#### [TASK DESCRIPTION]
Make an exact copy of the lines, leaving the pictures out.

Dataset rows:
^^^^^^^^^^^^^^^^
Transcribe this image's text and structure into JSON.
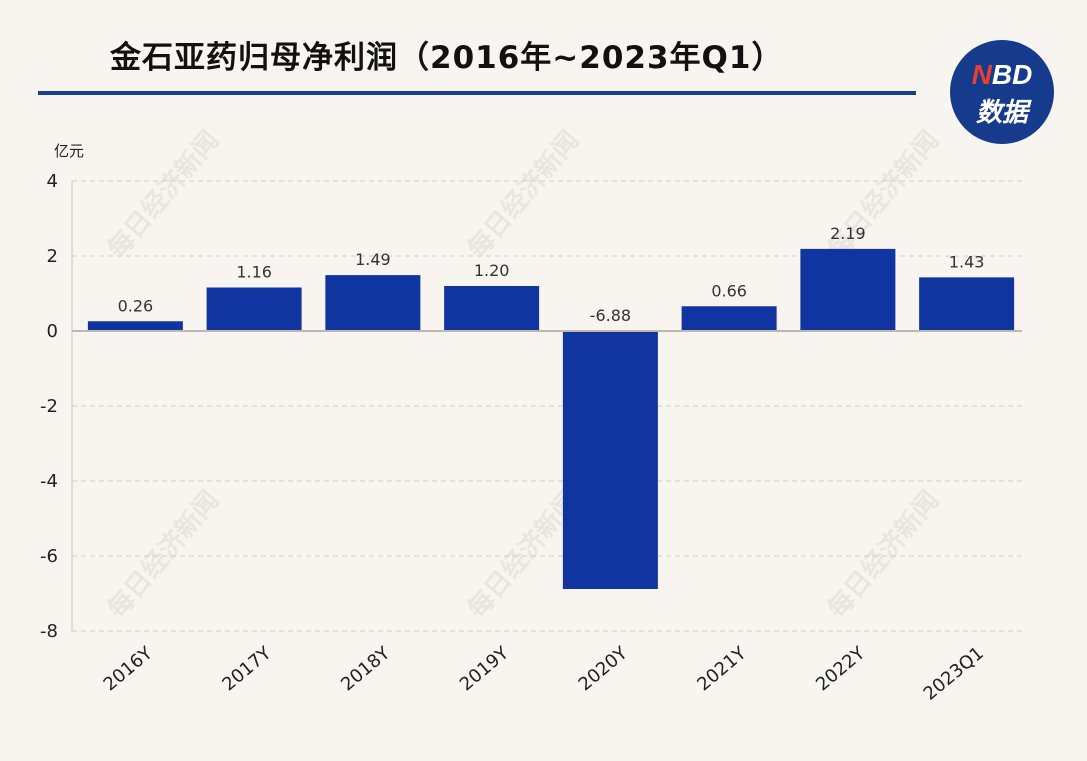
{
  "title": "金石亚药归母净利润（2016年~2023年Q1）",
  "logo": {
    "nbd_text": "NBD",
    "cn_text": "数据"
  },
  "watermark_text": "每日经济新闻",
  "colors": {
    "bar": "#1035a0",
    "title_rule": "#173f8f",
    "logo_bg": "#163b8c",
    "logo_accent": "#e8402f"
  },
  "chart_data": {
    "type": "bar",
    "ylabel": "亿元",
    "ylim": [
      -8,
      4
    ],
    "yticks": [
      4,
      2,
      0,
      -2,
      -4,
      -6,
      -8
    ],
    "grid": true,
    "categories": [
      "2016Y",
      "2017Y",
      "2018Y",
      "2019Y",
      "2020Y",
      "2021Y",
      "2022Y",
      "2023Q1"
    ],
    "values": [
      0.26,
      1.16,
      1.49,
      1.2,
      -6.88,
      0.66,
      2.19,
      1.43
    ],
    "value_labels": [
      "0.26",
      "1.16",
      "1.49",
      "1.20",
      "-6.88",
      "0.66",
      "2.19",
      "1.43"
    ]
  }
}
^^^^^^^^^^^^^^^^
#### [TASK SOLUTION]
Transcribe this image's text and structure into JSON.
{
  "title": "金石亚药归母净利润（2016年~2023年Q1）",
  "logo": {
    "nbd_text": "NBD",
    "cn_text": "数据"
  },
  "watermark_text": "每日经济新闻",
  "colors": {
    "bar": "#1035a0",
    "title_rule": "#173f8f",
    "logo_bg": "#163b8c",
    "logo_accent": "#e8402f"
  },
  "chart_data": {
    "type": "bar",
    "ylabel": "亿元",
    "ylim": [
      -8,
      4
    ],
    "yticks": [
      4,
      2,
      0,
      -2,
      -4,
      -6,
      -8
    ],
    "grid": true,
    "categories": [
      "2016Y",
      "2017Y",
      "2018Y",
      "2019Y",
      "2020Y",
      "2021Y",
      "2022Y",
      "2023Q1"
    ],
    "values": [
      0.26,
      1.16,
      1.49,
      1.2,
      -6.88,
      0.66,
      2.19,
      1.43
    ],
    "value_labels": [
      "0.26",
      "1.16",
      "1.49",
      "1.20",
      "-6.88",
      "0.66",
      "2.19",
      "1.43"
    ]
  }
}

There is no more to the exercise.